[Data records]
____
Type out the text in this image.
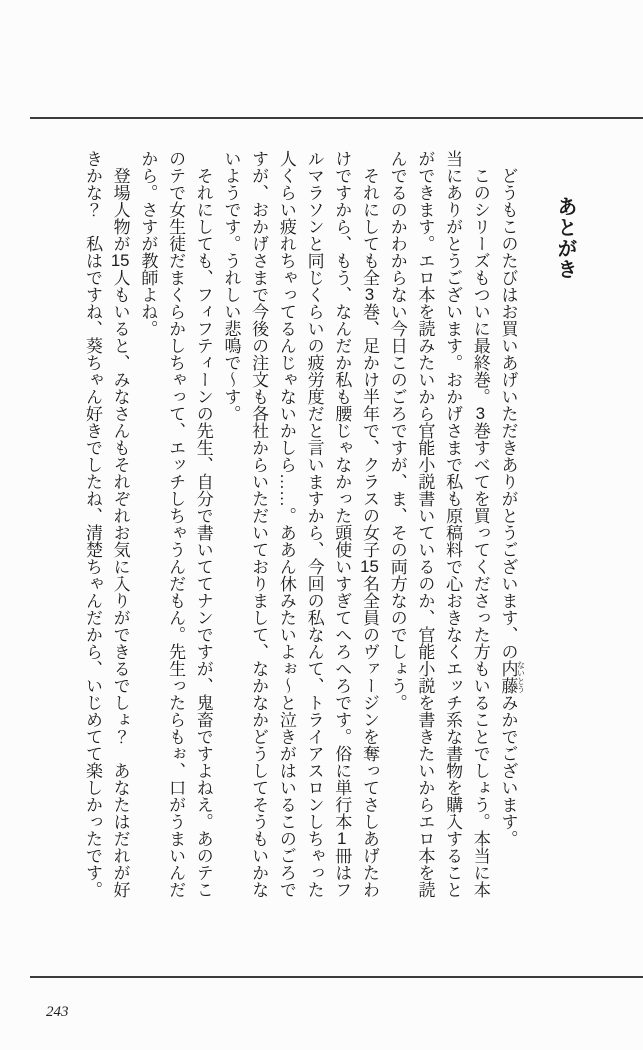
あとがき
　どうもこのたびはお買いあげいただきありがとうございます、の内藤 ないとうみかでございます。
　このシリーズもついに最終巻。3巻すべてを買ってくださった方もいることでしょう。本当に本
当にありがとうございます。おかげさまで私も原稿料で心おきなくエッチ系な書物を購入すること
ができます。エロ本を読みたいから官能小説書いているのか、官能小説を書きたいからエロ本を読
んでるのかわからない今日このごろですが、ま、その両方なのでしょう。
　それにしても全3巻、足かけ半年で、クラスの女子15名全員のヴァージンを奪ってさしあげたわ
けですから、もう、なんだか私も腰じゃなかった頭使いすぎてへろへろです。俗に単行本1冊はフ
ルマラソンと同じくらいの疲労度だと言いますから、今回の私なんて、トライアスロンしちゃった
人くらい疲れちゃってるんじゃないかしら……。ああん休みたいよぉ〜と泣きがはいるこのごろで
すが、おかげさまで今後の注文も各社からいただいておりまして、なかなかどうしてそうもいかな
いようです。うれしい悲鳴で〜す。
　それにしても、フィフティーンの先生、自分で書いててナンですが、鬼畜ですよねえ。あのテこ
のテで女生徒だまくらかしちゃって、エッチしちゃうんだもん。先生ったらもぉ、口がうまいんだ
から。さすが教師よね。
　登場人物が15人もいると、みなさんもそれぞれお気に入りができるでしょ？　あなたはだれが好
きかな？　私はですね、葵ちゃん好きでしたね、清楚ちゃんだから、いじめてて楽しかったです。
243
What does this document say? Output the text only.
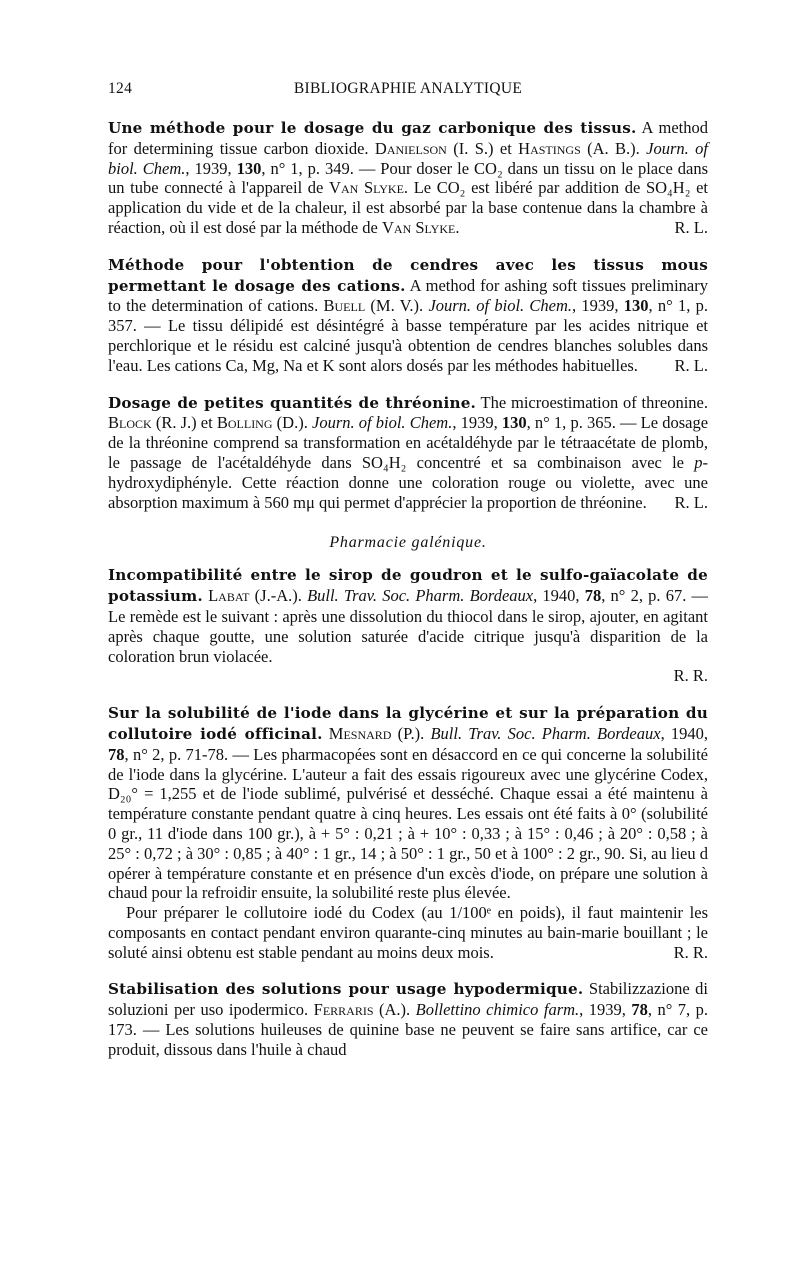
124	BIBLIOGRAPHIE ANALYTIQUE

Une méthode pour le dosage du gaz carbonique des tissus. A method for determining tissue carbon dioxide. Danielson (I. S.) et Hastings (A. B.). Journ. of biol. Chem., 1939, 130, n° 1, p. 349. — Pour doser le CO₂ dans un tissu on le place dans un tube connecté à l'appareil de Van Slyke. Le CO₂ est libéré par addition de SO₄H₂ et application du vide et de la chaleur, il est absorbé par la base contenue dans la chambre à réaction, où il est dosé par la méthode de Van Slyke.	R. L.

Méthode pour l'obtention de cendres avec les tissus mous permettant le dosage des cations. A method for ashing soft tissues preliminary to the determination of cations. Buell (M. V.). Journ. of biol. Chem., 1939, 130, n° 1, p. 357. — Le tissu délipidé est désintégré à basse température par les acides nitrique et perchlorique et le résidu est calciné jusqu'à obtention de cendres blanches solubles dans l'eau. Les cations Ca, Mg, Na et K sont alors dosés par les méthodes habituelles. R. L.

Dosage de petites quantités de thréonine. The microestimation of threonine. Block (R. J.) et Bolling (D.). Journ. of biol. Chem., 1939, 130, n° 1, p. 365. — Le dosage de la thréonine comprend sa transformation en acétaldéhyde par le tétraacétate de plomb, le passage de l'acétaldéhyde dans SO₄H₂ concentré et sa combinaison avec le p-hydroxydiphényle. Cette réaction donne une coloration rouge ou violette, avec une absorption maximum à 560 mμ qui permet d'apprécier la proportion de thréonine. R. L.

Pharmacie galénique.

Incompatibilité entre le sirop de goudron et le sulfo-gaïacolate de potassium. Labat (J.-A.). Bull. Trav. Soc. Pharm. Bordeaux, 1940, 78, n° 2, p. 67. — Le remède est le suivant : après une dissolution du thiocol dans le sirop, ajouter, en agitant après chaque goutte, une solution saturée d'acide citrique jusqu'à disparition de la coloration brun violacée.

R. R.

Sur la solubilité de l'iode dans la glycérine et sur la préparation du collutoire iodé officinal. Mesnard (P.). Bull. Trav. Soc. Pharm. Bordeaux, 1940, 78, n° 2, p. 71-78. — Les pharmacopées sont en désaccord en ce qui concerne la solubilité de l'iode dans la glycérine. L'auteur a fait des essais rigoureux avec une glycérine Codex, D₂₀° = 1,255 et de l'iode sublimé, pulvérisé et desséché. Chaque essai a été maintenu à température constante pendant quatre à cinq heures. Les essais ont été faits à 0° (solubilité 0 gr., 11 d'iode dans 100 gr.), à + 5° : 0,21 ; à + 10° : 0,33 ; à 15° : 0,46 ; à 20° : 0,58 ; à 25° : 0,72 ; à 30° : 0,85 ; à 40° : 1 gr., 14 ; à 50° : 1 gr., 50 et à 100° : 2 gr., 90. Si, au lieu d opérer à température constante et en présence d'un excès d'iode, on prépare une solution à chaud pour la refroidir ensuite, la solubilité reste plus élevée.

Pour préparer le collutoire iodé du Codex (au 1/100ᵉ en poids), il faut maintenir les composants en contact pendant environ quarante-cinq minutes au bain-marie bouillant ; le soluté ainsi obtenu est stable pendant au moins deux mois.	R. R.

Stabilisation des solutions pour usage hypodermique. Stabilizzazione di soluzioni per uso ipodermico. Ferraris (A.). Bollettino chimico farm., 1939, 78, n° 7, p. 173. — Les solutions huileuses de quinine base ne peuvent se faire sans artifice, car ce produit, dissous dans l'huile à chaud
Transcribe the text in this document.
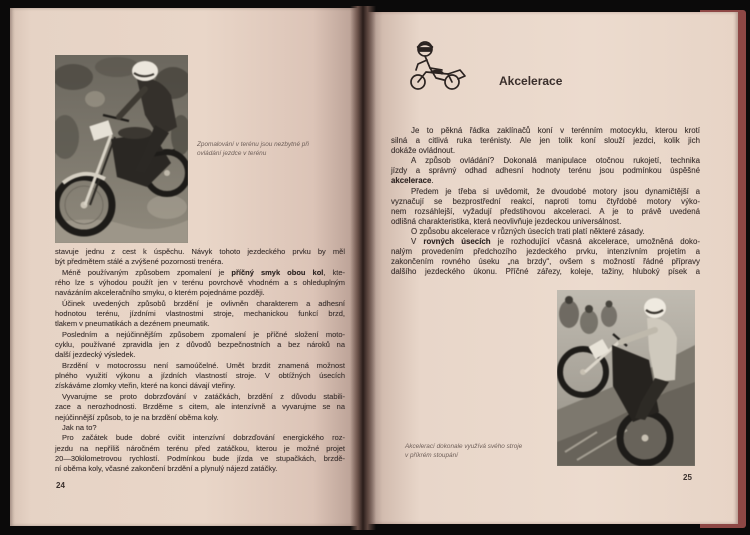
Zpomalování v terénu jsou nezbytné při
ovládání jezdce v terénu
stavuje jednu z cest k úspěchu. Návyk tohoto jezdeckého prvku by měl
být předmětem stálé a zvýšené pozornosti trenéra.
Méně používaným způsobem zpomalení je příčný smyk obou kol, kte-
rého lze s výhodou použít jen v terénu povrchově vhodném a s ohleduplným
navázáním akceleračního smyku, o kterém pojednáme později.
Účinek uvedených způsobů brzdění je ovlivněn charakterem a adhesní
hodnotou terénu, jízdními vlastnostmi stroje, mechanickou funkcí brzd,
tlakem v pneumatikách a dezénem pneumatik.
Posledním a nejúčinnějším způsobem zpomalení je příčné složení moto-
cyklu, používané zpravidla jen z důvodů bezpečnostních a bez nároků na
další jezdecký výsledek.
Brzdění v motocrossu není samoúčelné. Umět brzdit znamená možnost
plného využití výkonu a jízdních vlastností stroje. V obtížných úsecích
získáváme zlomky vteřin, které na konci dávají vteřiny.
Vyvarujme se proto dobrzďování v zatáčkách, brzdění z důvodu stabili-
zace a nerozhodnosti. Brzděme s citem, ale intenzívně a vyvarujme se na
nejúčinnější způsob, to je na brzdění oběma koly.
Jak na to?
Pro začátek bude dobré cvičit intenzívní dobrzďování energického roz-
jezdu na nepříliš náročném terénu před zatáčkou, kterou je možné projet
20—30kilometrovou rychlostí. Podmínkou bude jízda ve stupačkách, brzdě-
ní oběma koly, včasné zakončení brzdění a plynulý nájezd zatáčky.
24
Akcelerace
Je to pěkná řádka zaklínačů koní v terénním motocyklu, kterou krotí
silná a citlivá ruka terénisty. Ale jen tolik koní slouží jezdci, kolik jich
dokáže ovládnout.
A způsob ovládání? Dokonalá manipulace otočnou rukojetí, technika
jízdy a správný odhad adhesní hodnoty terénu jsou podmínkou úspěšné
akcelerace.
Předem je třeba si uvědomit, že dvoudobé motory jsou dynamičtější a
vyznačují se bezprostřední reakcí, naproti tomu čtyřdobé motory výko-
nem rozsáhlejší, vyžadují předstihovou akceleraci. A je to právě uvedená
odlišná charakteristika, která neovlivňuje jezdeckou universálnost.
O způsobu akcelerace v různých úsecích trati platí některé zásady.
V rovných úsecích je rozhodující včasná akcelerace, umožněná doko-
nalým provedením předchozího jezdeckého prvku, intenzívním projetím a
zakončením rovného úseku „na brzdy“, ovšem s možností řádné přípravy
dalšího jezdeckého úkonu. Příčné zářezy, koleje, tažiny, hluboký písek a
Akcelerací dokonale využívá svého stroje
v příkrém stoupání
25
____
### The problem
Any pictures should be dropped; transcribe the rest of the records above exactly.

### Response below
Type out the text in this image.
あとがき
　どうもこのたびはお買いあげいただきありがとうございます、の内藤 ないとうみかでございます。
　このシリーズもついに最終巻。3巻すべてを買ってくださった方もいることでしょう。本当に本
当にありがとうございます。おかげさまで私も原稿料で心おきなくエッチ系な書物を購入すること
ができます。エロ本を読みたいから官能小説書いているのか、官能小説を書きたいからエロ本を読
んでるのかわからない今日このごろですが、ま、その両方なのでしょう。
　それにしても全3巻、足かけ半年で、クラスの女子15名全員のヴァージンを奪ってさしあげたわ
けですから、もう、なんだか私も腰じゃなかった頭使いすぎてへろへろです。俗に単行本1冊はフ
ルマラソンと同じくらいの疲労度だと言いますから、今回の私なんて、トライアスロンしちゃった
人くらい疲れちゃってるんじゃないかしら……。ああん休みたいよぉ〜と泣きがはいるこのごろで
すが、おかげさまで今後の注文も各社からいただいておりまして、なかなかどうしてそうもいかな
いようです。うれしい悲鳴で〜す。
　それにしても、フィフティーンの先生、自分で書いててナンですが、鬼畜ですよねえ。あのテこ
のテで女生徒だまくらかしちゃって、エッチしちゃうんだもん。先生ったらもぉ、口がうまいんだ
から。さすが教師よね。
　登場人物が15人もいると、みなさんもそれぞれお気に入りができるでしょ？　あなたはだれが好
きかな？　私はですね、葵ちゃん好きでしたね、清楚ちゃんだから、いじめてて楽しかったです。
243
What does this document say? Output the text only.
124	BIBLIOGRAPHIE ANALYTIQUE

Une méthode pour le dosage du gaz carbonique des tissus. A method for determining tissue carbon dioxide. Danielson (I. S.) et Hastings (A. B.). Journ. of biol. Chem., 1939, 130, n° 1, p. 349. — Pour doser le CO₂ dans un tissu on le place dans un tube connecté à l'appareil de Van Slyke. Le CO₂ est libéré par addition de SO₄H₂ et application du vide et de la chaleur, il est absorbé par la base contenue dans la chambre à réaction, où il est dosé par la méthode de Van Slyke.	R. L.

Méthode pour l'obtention de cendres avec les tissus mous permettant le dosage des cations. A method for ashing soft tissues preliminary to the determination of cations. Buell (M. V.). Journ. of biol. Chem., 1939, 130, n° 1, p. 357. — Le tissu délipidé est désintégré à basse température par les acides nitrique et perchlorique et le résidu est calciné jusqu'à obtention de cendres blanches solubles dans l'eau. Les cations Ca, Mg, Na et K sont alors dosés par les méthodes habituelles. R. L.

Dosage de petites quantités de thréonine. The microestimation of threonine. Block (R. J.) et Bolling (D.). Journ. of biol. Chem., 1939, 130, n° 1, p. 365. — Le dosage de la thréonine comprend sa transformation en acétaldéhyde par le tétraacétate de plomb, le passage de l'acétaldéhyde dans SO₄H₂ concentré et sa combinaison avec le p-hydroxydiphényle. Cette réaction donne une coloration rouge ou violette, avec une absorption maximum à 560 mμ qui permet d'apprécier la proportion de thréonine. R. L.

Pharmacie galénique.

Incompatibilité entre le sirop de goudron et le sulfo-gaïacolate de potassium. Labat (J.-A.). Bull. Trav. Soc. Pharm. Bordeaux, 1940, 78, n° 2, p. 67. — Le remède est le suivant : après une dissolution du thiocol dans le sirop, ajouter, en agitant après chaque goutte, une solution saturée d'acide citrique jusqu'à disparition de la coloration brun violacée.

R. R.

Sur la solubilité de l'iode dans la glycérine et sur la préparation du collutoire iodé officinal. Mesnard (P.). Bull. Trav. Soc. Pharm. Bordeaux, 1940, 78, n° 2, p. 71-78. — Les pharmacopées sont en désaccord en ce qui concerne la solubilité de l'iode dans la glycérine. L'auteur a fait des essais rigoureux avec une glycérine Codex, D₂₀° = 1,255 et de l'iode sublimé, pulvérisé et desséché. Chaque essai a été maintenu à température constante pendant quatre à cinq heures. Les essais ont été faits à 0° (solubilité 0 gr., 11 d'iode dans 100 gr.), à + 5° : 0,21 ; à + 10° : 0,33 ; à 15° : 0,46 ; à 20° : 0,58 ; à 25° : 0,72 ; à 30° : 0,85 ; à 40° : 1 gr., 14 ; à 50° : 1 gr., 50 et à 100° : 2 gr., 90. Si, au lieu d opérer à température constante et en présence d'un excès d'iode, on prépare une solution à chaud pour la refroidir ensuite, la solubilité reste plus élevée.

Pour préparer le collutoire iodé du Codex (au 1/100ᵉ en poids), il faut maintenir les composants en contact pendant environ quarante-cinq minutes au bain-marie bouillant ; le soluté ainsi obtenu est stable pendant au moins deux mois.	R. R.

Stabilisation des solutions pour usage hypodermique. Stabilizzazione di soluzioni per uso ipodermico. Ferraris (A.). Bollettino chimico farm., 1939, 78, n° 7, p. 173. — Les solutions huileuses de quinine base ne peuvent se faire sans artifice, car ce produit, dissous dans l'huile à chaud
Transcribe the text in this document.
Zpomalování v terénu jsou nezbytné při
ovládání jezdce v terénu
stavuje jednu z cest k úspěchu. Návyk tohoto jezdeckého prvku by měl
být předmětem stálé a zvýšené pozornosti trenéra.
Méně používaným způsobem zpomalení je příčný smyk obou kol, kte-
rého lze s výhodou použít jen v terénu povrchově vhodném a s ohleduplným
navázáním akceleračního smyku, o kterém pojednáme později.
Účinek uvedených způsobů brzdění je ovlivněn charakterem a adhesní
hodnotou terénu, jízdními vlastnostmi stroje, mechanickou funkcí brzd,
tlakem v pneumatikách a dezénem pneumatik.
Posledním a nejúčinnějším způsobem zpomalení je příčné složení moto-
cyklu, používané zpravidla jen z důvodů bezpečnostních a bez nároků na
další jezdecký výsledek.
Brzdění v motocrossu není samoúčelné. Umět brzdit znamená možnost
plného využití výkonu a jízdních vlastností stroje. V obtížných úsecích
získáváme zlomky vteřin, které na konci dávají vteřiny.
Vyvarujme se proto dobrzďování v zatáčkách, brzdění z důvodu stabili-
zace a nerozhodnosti. Brzděme s citem, ale intenzívně a vyvarujme se na
nejúčinnější způsob, to je na brzdění oběma koly.
Jak na to?
Pro začátek bude dobré cvičit intenzívní dobrzďování energického roz-
jezdu na nepříliš náročném terénu před zatáčkou, kterou je možné projet
20—30kilometrovou rychlostí. Podmínkou bude jízda ve stupačkách, brzdě-
ní oběma koly, včasné zakončení brzdění a plynulý nájezd zatáčky.
24
Akcelerace
Je to pěkná řádka zaklínačů koní v terénním motocyklu, kterou krotí
silná a citlivá ruka terénisty. Ale jen tolik koní slouží jezdci, kolik jich
dokáže ovládnout.
A způsob ovládání? Dokonalá manipulace otočnou rukojetí, technika
jízdy a správný odhad adhesní hodnoty terénu jsou podmínkou úspěšné
akcelerace.
Předem je třeba si uvědomit, že dvoudobé motory jsou dynamičtější a
vyznačují se bezprostřední reakcí, naproti tomu čtyřdobé motory výko-
nem rozsáhlejší, vyžadují předstihovou akceleraci. A je to právě uvedená
odlišná charakteristika, která neovlivňuje jezdeckou universálnost.
O způsobu akcelerace v různých úsecích trati platí některé zásady.
V rovných úsecích je rozhodující včasná akcelerace, umožněná doko-
nalým provedením předchozího jezdeckého prvku, intenzívním projetím a
zakončením rovného úseku „na brzdy“, ovšem s možností řádné přípravy
dalšího jezdeckého úkonu. Příčné zářezy, koleje, tažiny, hluboký písek a
Akcelerací dokonale využívá svého stroje
v příkrém stoupání
25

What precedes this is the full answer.